■ Task directions: Go through the data and copy every line exactly, but not the images.
[Begin Data]
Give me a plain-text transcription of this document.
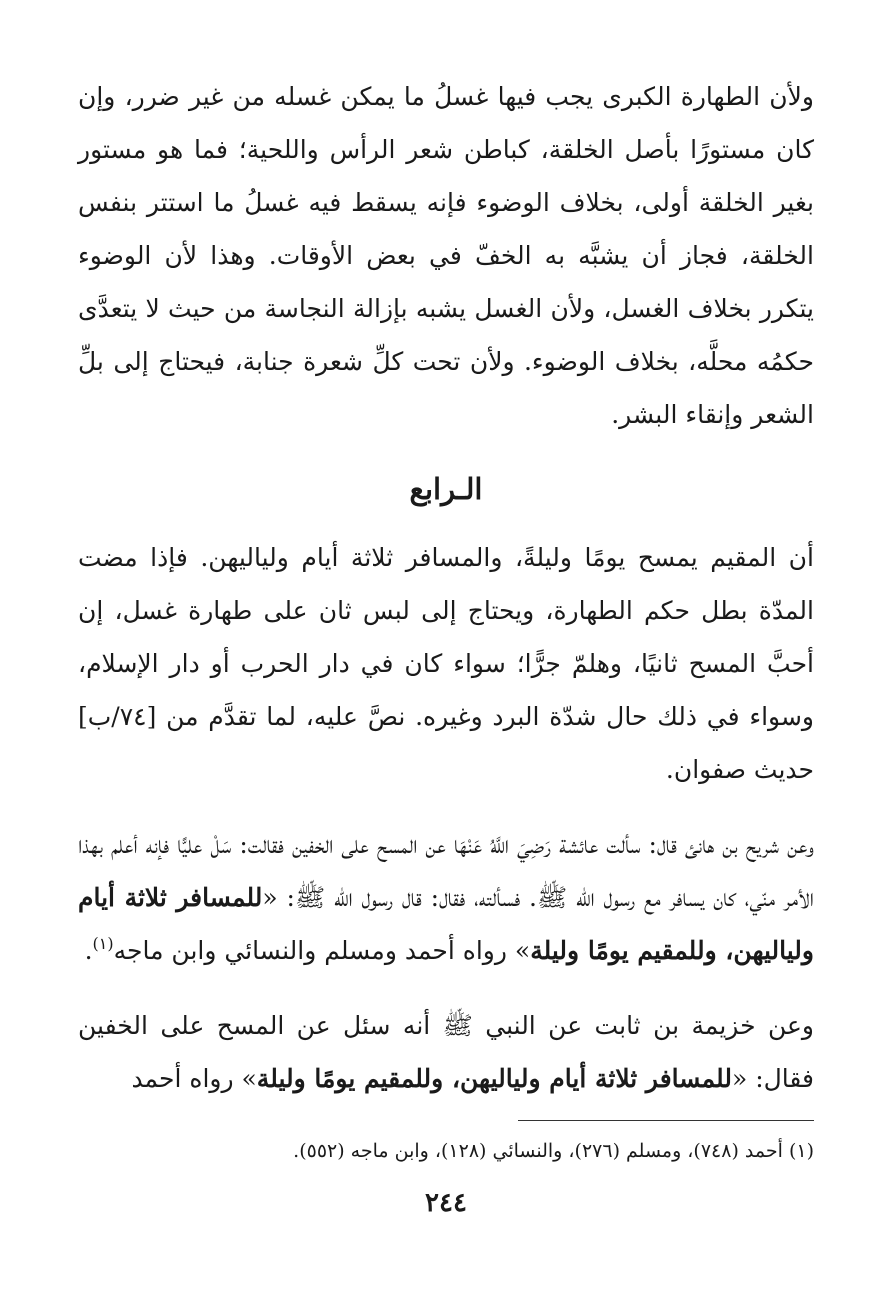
ولأن الطهارة الكبرى يجب فيها غسلُ ما يمكن غسله من غير ضرر، وإن كان مستورًا بأصل الخلقة، كباطن شعر الرأس واللحية؛ فما هو مستور بغير الخلقة أولى، بخلاف الوضوء فإنه يسقط فيه غسلُ ما استتر بنفس الخلقة، فجاز أن يشبَّه به الخفّ في بعض الأوقات. وهذا لأن الوضوء يتكرر بخلاف الغسل، ولأن الغسل يشبه بإزالة النجاسة من حيث لا يتعدَّى حكمُه محلَّه، بخلاف الوضوء. ولأن تحت كلِّ شعرة جنابة، فيحتاج إلى بلِّ الشعر وإنقاء البشر.

الـرابع

أن المقيم يمسح يومًا وليلةً، والمسافر ثلاثة أيام ولياليهن. فإذا مضت المدّة بطل حكم الطهارة، ويحتاج إلى لبس ثان على طهارة غسل، إن أحبَّ المسح ثانيًا، وهلمّ جرًّا؛ سواء كان في دار الحرب أو دار الإسلام، وسواء في ذلك حال شدّة البرد وغيره. نصَّ عليه، لما تقدَّم من [٧٤/ب] حديث صفوان.

وعن شريح بن هانئ قال: سألت عائشة رَضِيَ اللَّهُ عَنْهَا عن المسح على الخفين فقالت: سَلْ عليًّا فإنه أعلم بهذا الأمر منّي، كان يسافر مع رسول الله ﷺ. فسألته، فقال: قال رسول الله ﷺ: «للمسافر ثلاثة أيام ولياليهن، وللمقيم يومًا وليلة» رواه أحمد ومسلم والنسائي وابن ماجه$^{(١)}$.

وعن خزيمة بن ثابت عن النبي ﷺ أنه سئل عن المسح على الخفين فقال: «للمسافر ثلاثة أيام ولياليهن، وللمقيم يومًا وليلة» رواه أحمد

(١) أحمد (٧٤٨)، ومسلم (٢٧٦)، والنسائي (١٢٨)، وابن ماجه (٥٥٢).
٢٤٤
[End Data]
■ Output for this task:
Give me a plain-text transcription of this document.
ولأن الطهارة الكبرى يجب فيها غسلُ ما يمكن غسله من غير ضرر، وإن كان مستورًا بأصل الخلقة، كباطن شعر الرأس واللحية؛ فما هو مستور بغير الخلقة أولى، بخلاف الوضوء فإنه يسقط فيه غسلُ ما استتر بنفس الخلقة، فجاز أن يشبَّه به الخفّ في بعض الأوقات. وهذا لأن الوضوء يتكرر بخلاف الغسل، ولأن الغسل يشبه بإزالة النجاسة من حيث لا يتعدَّى حكمُه محلَّه، بخلاف الوضوء. ولأن تحت كلِّ شعرة جنابة، فيحتاج إلى بلِّ الشعر وإنقاء البشر.

الـرابع

أن المقيم يمسح يومًا وليلةً، والمسافر ثلاثة أيام ولياليهن. فإذا مضت المدّة بطل حكم الطهارة، ويحتاج إلى لبس ثان على طهارة غسل، إن أحبَّ المسح ثانيًا، وهلمّ جرًّا؛ سواء كان في دار الحرب أو دار الإسلام، وسواء في ذلك حال شدّة البرد وغيره. نصَّ عليه، لما تقدَّم من [٧٤/ب] حديث صفوان.

وعن شريح بن هانئ قال: سألت عائشة رَضِيَ اللَّهُ عَنْهَا عن المسح على الخفين فقالت: سَلْ عليًّا فإنه أعلم بهذا الأمر منّي، كان يسافر مع رسول الله ﷺ. فسألته، فقال: قال رسول الله ﷺ: «للمسافر ثلاثة أيام ولياليهن، وللمقيم يومًا وليلة» رواه أحمد ومسلم والنسائي وابن ماجه$^{(١)}$.

وعن خزيمة بن ثابت عن النبي ﷺ أنه سئل عن المسح على الخفين فقال: «للمسافر ثلاثة أيام ولياليهن، وللمقيم يومًا وليلة» رواه أحمد

(١) أحمد (٧٤٨)، ومسلم (٢٧٦)، والنسائي (١٢٨)، وابن ماجه (٥٥٢).
٢٤٤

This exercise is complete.